***** Provided material

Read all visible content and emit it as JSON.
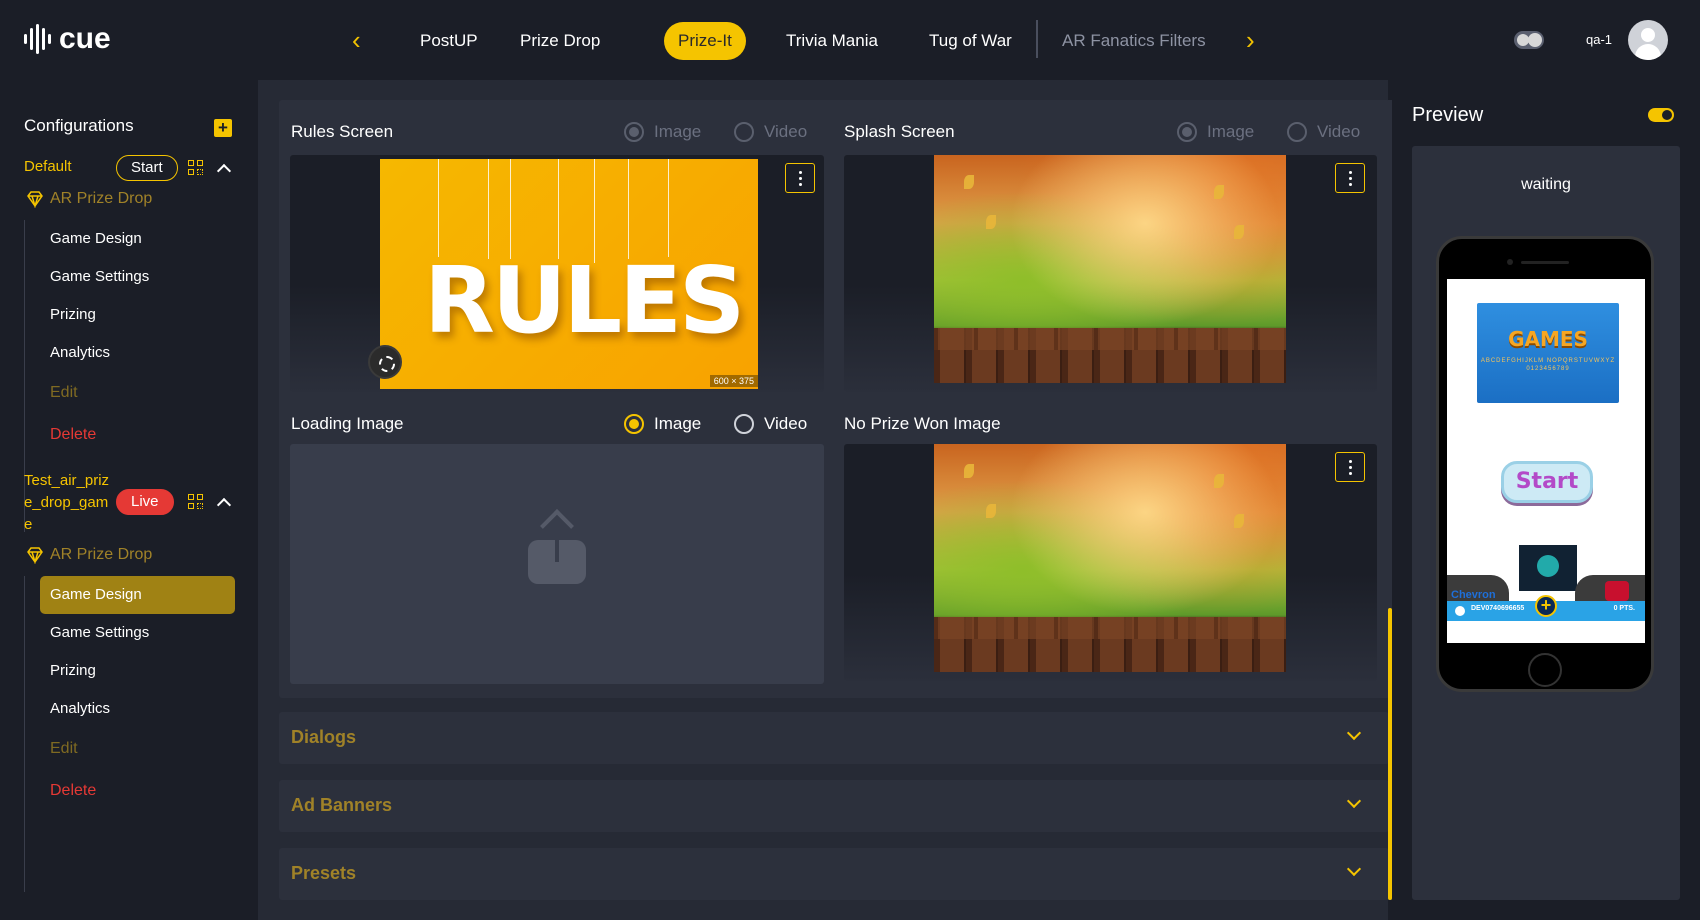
{
  "app": {
    "logo_text": "cue",
    "user": "qa-1"
  },
  "nav": {
    "tabs": [
      {
        "label": "PostUP"
      },
      {
        "label": "Prize Drop"
      },
      {
        "label": "Prize-It"
      },
      {
        "label": "Trivia Mania"
      },
      {
        "label": "Tug of War"
      },
      {
        "label": "AR Fanatics Filters"
      }
    ],
    "active_tab": "Prize-It",
    "prev_icon": "chevron-left-icon",
    "next_icon": "chevron-right-icon"
  },
  "sidebar": {
    "title": "Configurations",
    "add_label": "+",
    "configs": [
      {
        "name": "Default",
        "status": "Start",
        "game": "AR Prize Drop",
        "items": [
          "Game Design",
          "Game Settings",
          "Prizing",
          "Analytics"
        ],
        "edit": "Edit",
        "delete": "Delete"
      },
      {
        "name_lines": [
          "Test_air_priz",
          "e_drop_gam",
          "e"
        ],
        "status": "Live",
        "game": "AR Prize Drop",
        "items": [
          "Game Design",
          "Game Settings",
          "Prizing",
          "Analytics"
        ],
        "active_item": "Game Design",
        "edit": "Edit",
        "delete": "Delete"
      }
    ]
  },
  "media": {
    "rules": {
      "label": "Rules Screen",
      "image_option": "Image",
      "video_option": "Video",
      "image_text": "RULES",
      "image_size": "600 × 375"
    },
    "splash": {
      "label": "Splash Screen",
      "image_option": "Image",
      "video_option": "Video"
    },
    "loading": {
      "label": "Loading Image",
      "image_option": "Image",
      "video_option": "Video"
    },
    "no_prize": {
      "label": "No Prize Won Image"
    }
  },
  "accordions": [
    {
      "label": "Dialogs"
    },
    {
      "label": "Ad Banners"
    },
    {
      "label": "Presets"
    }
  ],
  "preview": {
    "title": "Preview",
    "status": "waiting",
    "games_title": "GAMES",
    "games_alphabet": "ABCDEFGHIJKLM NOPQRSTUVWXYZ 0123456789",
    "start_label": "Start",
    "sponsor": "Chevron",
    "code": "DEV0740696655",
    "points": "0 PTS."
  },
  "colors": {
    "accent": "#f5c400",
    "live": "#e53935",
    "bg": "#1b1e27",
    "panel": "#2c303c"
  }
}
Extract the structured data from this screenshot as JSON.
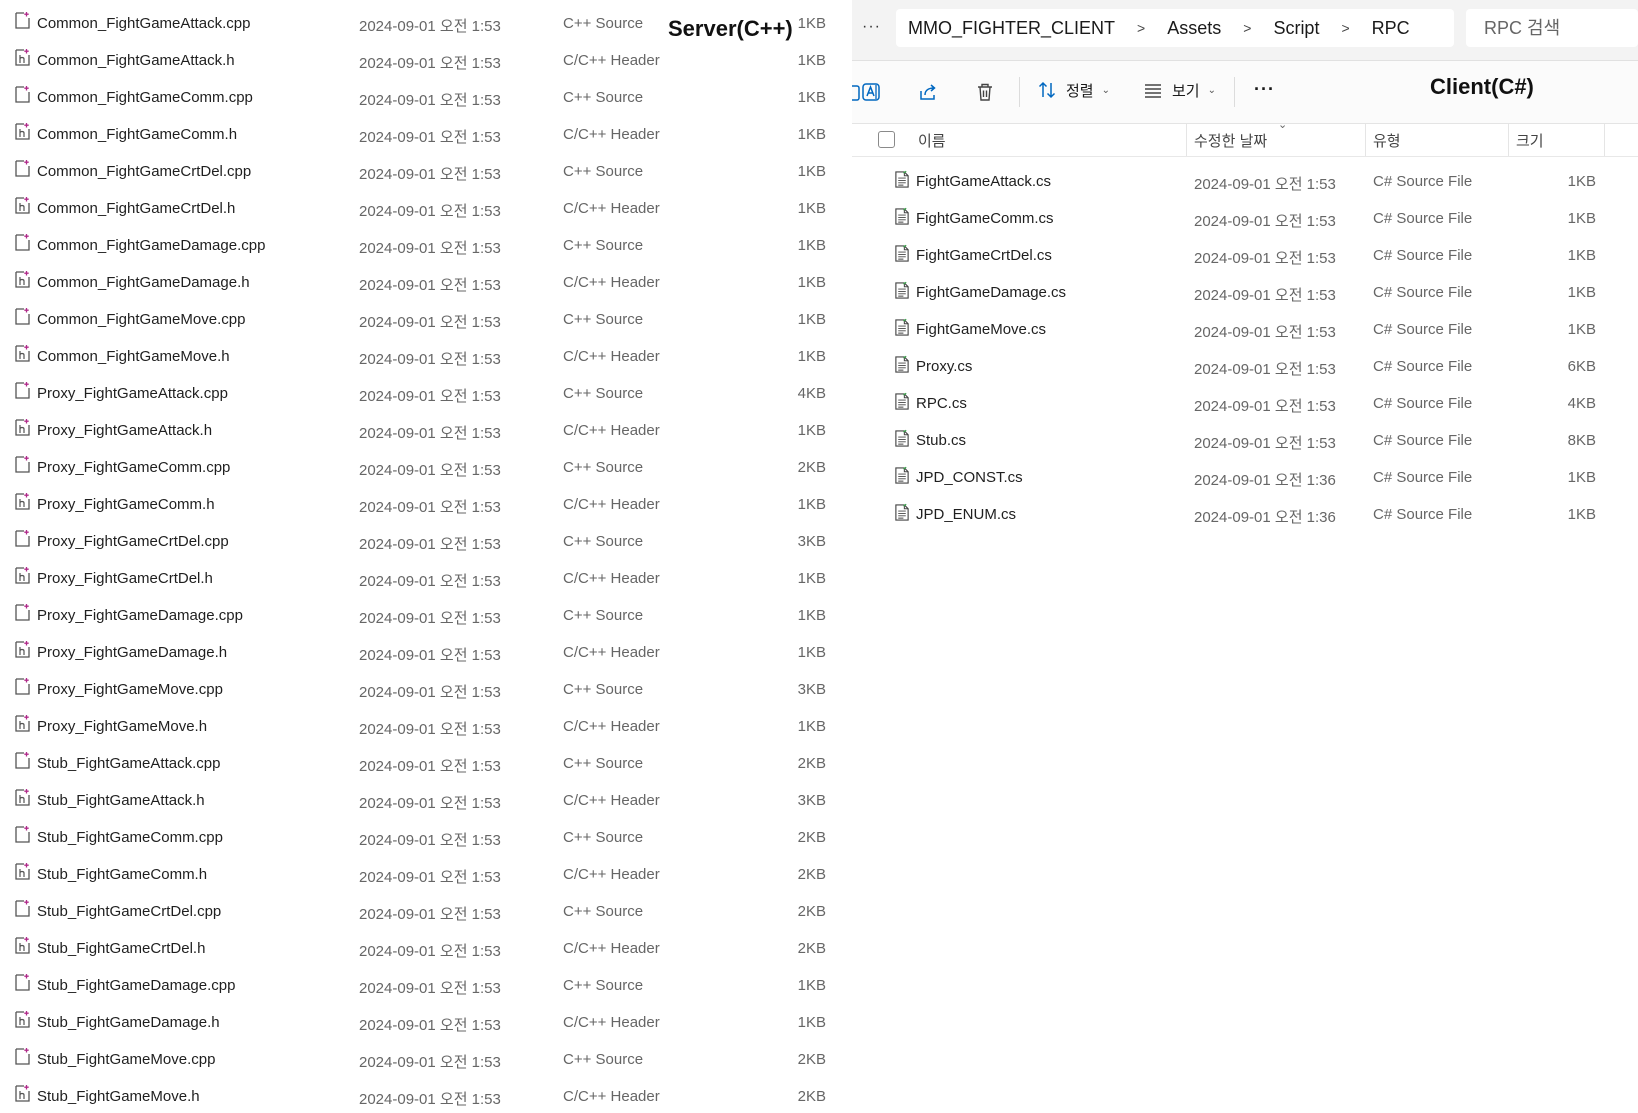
{
  "server": {
    "label": "Server(C++)",
    "files": [
      {
        "name": "Common_FightGameAttack.cpp",
        "date": "2024-09-01 오전 1:53",
        "type": "C++ Source",
        "size": "1KB",
        "kind": "cpp"
      },
      {
        "name": "Common_FightGameAttack.h",
        "date": "2024-09-01 오전 1:53",
        "type": "C/C++ Header",
        "size": "1KB",
        "kind": "h"
      },
      {
        "name": "Common_FightGameComm.cpp",
        "date": "2024-09-01 오전 1:53",
        "type": "C++ Source",
        "size": "1KB",
        "kind": "cpp"
      },
      {
        "name": "Common_FightGameComm.h",
        "date": "2024-09-01 오전 1:53",
        "type": "C/C++ Header",
        "size": "1KB",
        "kind": "h"
      },
      {
        "name": "Common_FightGameCrtDel.cpp",
        "date": "2024-09-01 오전 1:53",
        "type": "C++ Source",
        "size": "1KB",
        "kind": "cpp"
      },
      {
        "name": "Common_FightGameCrtDel.h",
        "date": "2024-09-01 오전 1:53",
        "type": "C/C++ Header",
        "size": "1KB",
        "kind": "h"
      },
      {
        "name": "Common_FightGameDamage.cpp",
        "date": "2024-09-01 오전 1:53",
        "type": "C++ Source",
        "size": "1KB",
        "kind": "cpp"
      },
      {
        "name": "Common_FightGameDamage.h",
        "date": "2024-09-01 오전 1:53",
        "type": "C/C++ Header",
        "size": "1KB",
        "kind": "h"
      },
      {
        "name": "Common_FightGameMove.cpp",
        "date": "2024-09-01 오전 1:53",
        "type": "C++ Source",
        "size": "1KB",
        "kind": "cpp"
      },
      {
        "name": "Common_FightGameMove.h",
        "date": "2024-09-01 오전 1:53",
        "type": "C/C++ Header",
        "size": "1KB",
        "kind": "h"
      },
      {
        "name": "Proxy_FightGameAttack.cpp",
        "date": "2024-09-01 오전 1:53",
        "type": "C++ Source",
        "size": "4KB",
        "kind": "cpp"
      },
      {
        "name": "Proxy_FightGameAttack.h",
        "date": "2024-09-01 오전 1:53",
        "type": "C/C++ Header",
        "size": "1KB",
        "kind": "h"
      },
      {
        "name": "Proxy_FightGameComm.cpp",
        "date": "2024-09-01 오전 1:53",
        "type": "C++ Source",
        "size": "2KB",
        "kind": "cpp"
      },
      {
        "name": "Proxy_FightGameComm.h",
        "date": "2024-09-01 오전 1:53",
        "type": "C/C++ Header",
        "size": "1KB",
        "kind": "h"
      },
      {
        "name": "Proxy_FightGameCrtDel.cpp",
        "date": "2024-09-01 오전 1:53",
        "type": "C++ Source",
        "size": "3KB",
        "kind": "cpp"
      },
      {
        "name": "Proxy_FightGameCrtDel.h",
        "date": "2024-09-01 오전 1:53",
        "type": "C/C++ Header",
        "size": "1KB",
        "kind": "h"
      },
      {
        "name": "Proxy_FightGameDamage.cpp",
        "date": "2024-09-01 오전 1:53",
        "type": "C++ Source",
        "size": "1KB",
        "kind": "cpp"
      },
      {
        "name": "Proxy_FightGameDamage.h",
        "date": "2024-09-01 오전 1:53",
        "type": "C/C++ Header",
        "size": "1KB",
        "kind": "h"
      },
      {
        "name": "Proxy_FightGameMove.cpp",
        "date": "2024-09-01 오전 1:53",
        "type": "C++ Source",
        "size": "3KB",
        "kind": "cpp"
      },
      {
        "name": "Proxy_FightGameMove.h",
        "date": "2024-09-01 오전 1:53",
        "type": "C/C++ Header",
        "size": "1KB",
        "kind": "h"
      },
      {
        "name": "Stub_FightGameAttack.cpp",
        "date": "2024-09-01 오전 1:53",
        "type": "C++ Source",
        "size": "2KB",
        "kind": "cpp"
      },
      {
        "name": "Stub_FightGameAttack.h",
        "date": "2024-09-01 오전 1:53",
        "type": "C/C++ Header",
        "size": "3KB",
        "kind": "h"
      },
      {
        "name": "Stub_FightGameComm.cpp",
        "date": "2024-09-01 오전 1:53",
        "type": "C++ Source",
        "size": "2KB",
        "kind": "cpp"
      },
      {
        "name": "Stub_FightGameComm.h",
        "date": "2024-09-01 오전 1:53",
        "type": "C/C++ Header",
        "size": "2KB",
        "kind": "h"
      },
      {
        "name": "Stub_FightGameCrtDel.cpp",
        "date": "2024-09-01 오전 1:53",
        "type": "C++ Source",
        "size": "2KB",
        "kind": "cpp"
      },
      {
        "name": "Stub_FightGameCrtDel.h",
        "date": "2024-09-01 오전 1:53",
        "type": "C/C++ Header",
        "size": "2KB",
        "kind": "h"
      },
      {
        "name": "Stub_FightGameDamage.cpp",
        "date": "2024-09-01 오전 1:53",
        "type": "C++ Source",
        "size": "1KB",
        "kind": "cpp"
      },
      {
        "name": "Stub_FightGameDamage.h",
        "date": "2024-09-01 오전 1:53",
        "type": "C/C++ Header",
        "size": "1KB",
        "kind": "h"
      },
      {
        "name": "Stub_FightGameMove.cpp",
        "date": "2024-09-01 오전 1:53",
        "type": "C++ Source",
        "size": "2KB",
        "kind": "cpp"
      },
      {
        "name": "Stub_FightGameMove.h",
        "date": "2024-09-01 오전 1:53",
        "type": "C/C++ Header",
        "size": "2KB",
        "kind": "h"
      }
    ]
  },
  "client": {
    "label": "Client(C#)",
    "more_path": "···",
    "breadcrumb": [
      "MMO_FIGHTER_CLIENT",
      "Assets",
      "Script",
      "RPC"
    ],
    "search_placeholder": "RPC 검색",
    "toolbar": {
      "sort_label": "정렬",
      "view_label": "보기",
      "more_label": "···",
      "icons": [
        "copy-icon",
        "rename-icon",
        "share-icon",
        "delete-icon",
        "sort-icon",
        "view-icon"
      ]
    },
    "columns": {
      "name": "이름",
      "date": "수정한 날짜",
      "type": "유형",
      "size": "크기"
    },
    "files": [
      {
        "name": "FightGameAttack.cs",
        "date": "2024-09-01 오전 1:53",
        "type": "C# Source File",
        "size": "1KB"
      },
      {
        "name": "FightGameComm.cs",
        "date": "2024-09-01 오전 1:53",
        "type": "C# Source File",
        "size": "1KB"
      },
      {
        "name": "FightGameCrtDel.cs",
        "date": "2024-09-01 오전 1:53",
        "type": "C# Source File",
        "size": "1KB"
      },
      {
        "name": "FightGameDamage.cs",
        "date": "2024-09-01 오전 1:53",
        "type": "C# Source File",
        "size": "1KB"
      },
      {
        "name": "FightGameMove.cs",
        "date": "2024-09-01 오전 1:53",
        "type": "C# Source File",
        "size": "1KB"
      },
      {
        "name": "Proxy.cs",
        "date": "2024-09-01 오전 1:53",
        "type": "C# Source File",
        "size": "6KB"
      },
      {
        "name": "RPC.cs",
        "date": "2024-09-01 오전 1:53",
        "type": "C# Source File",
        "size": "4KB"
      },
      {
        "name": "Stub.cs",
        "date": "2024-09-01 오전 1:53",
        "type": "C# Source File",
        "size": "8KB"
      },
      {
        "name": "JPD_CONST.cs",
        "date": "2024-09-01 오전 1:36",
        "type": "C# Source File",
        "size": "1KB"
      },
      {
        "name": "JPD_ENUM.cs",
        "date": "2024-09-01 오전 1:36",
        "type": "C# Source File",
        "size": "1KB"
      }
    ]
  },
  "colors": {
    "accent": "#0067c0",
    "text_secondary": "#666666",
    "icon_badge": "#b02a8a"
  }
}
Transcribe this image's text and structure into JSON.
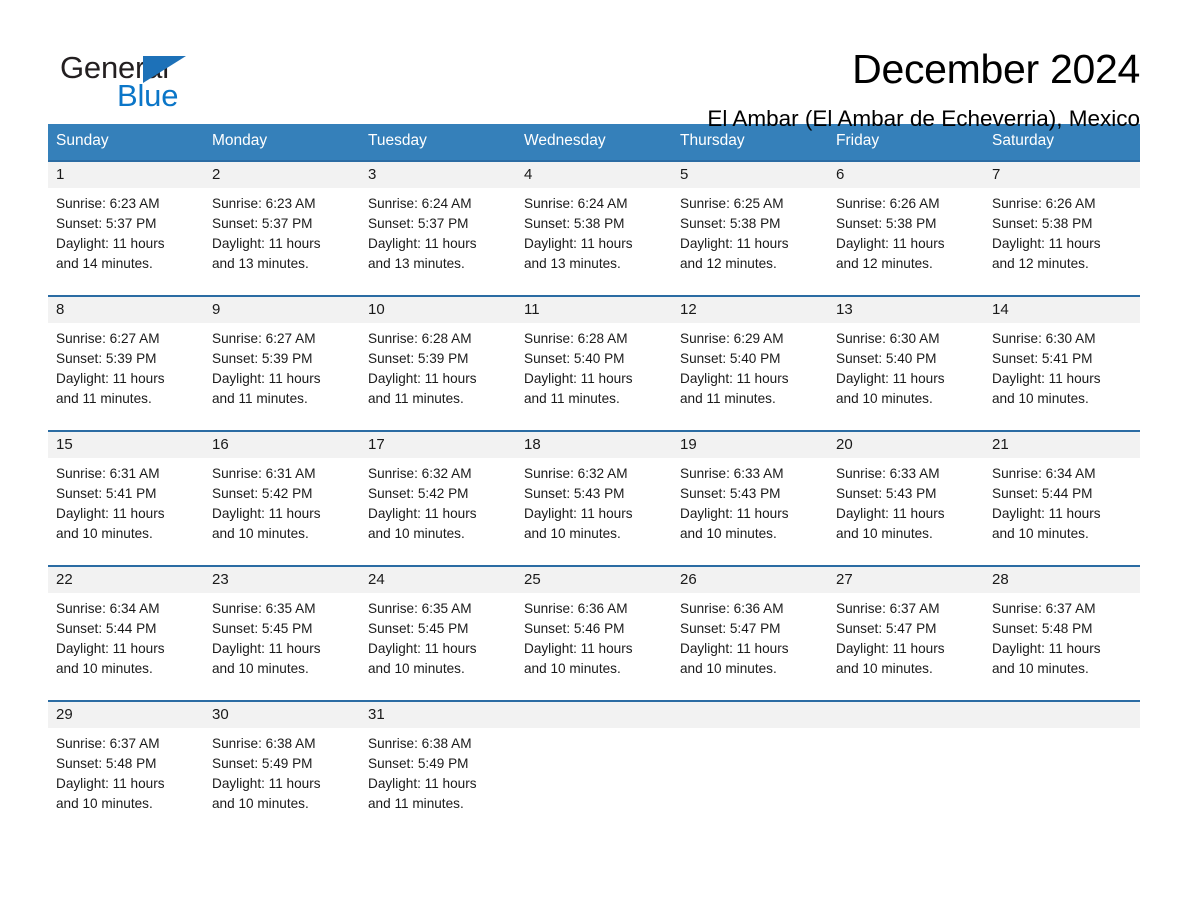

**********

* Set task
Pull every line containing "this" out of the records.

* Output of the exercise
Extract the structured data from this screenshot as JSON.
Transcribe this image's text and structure into JSON.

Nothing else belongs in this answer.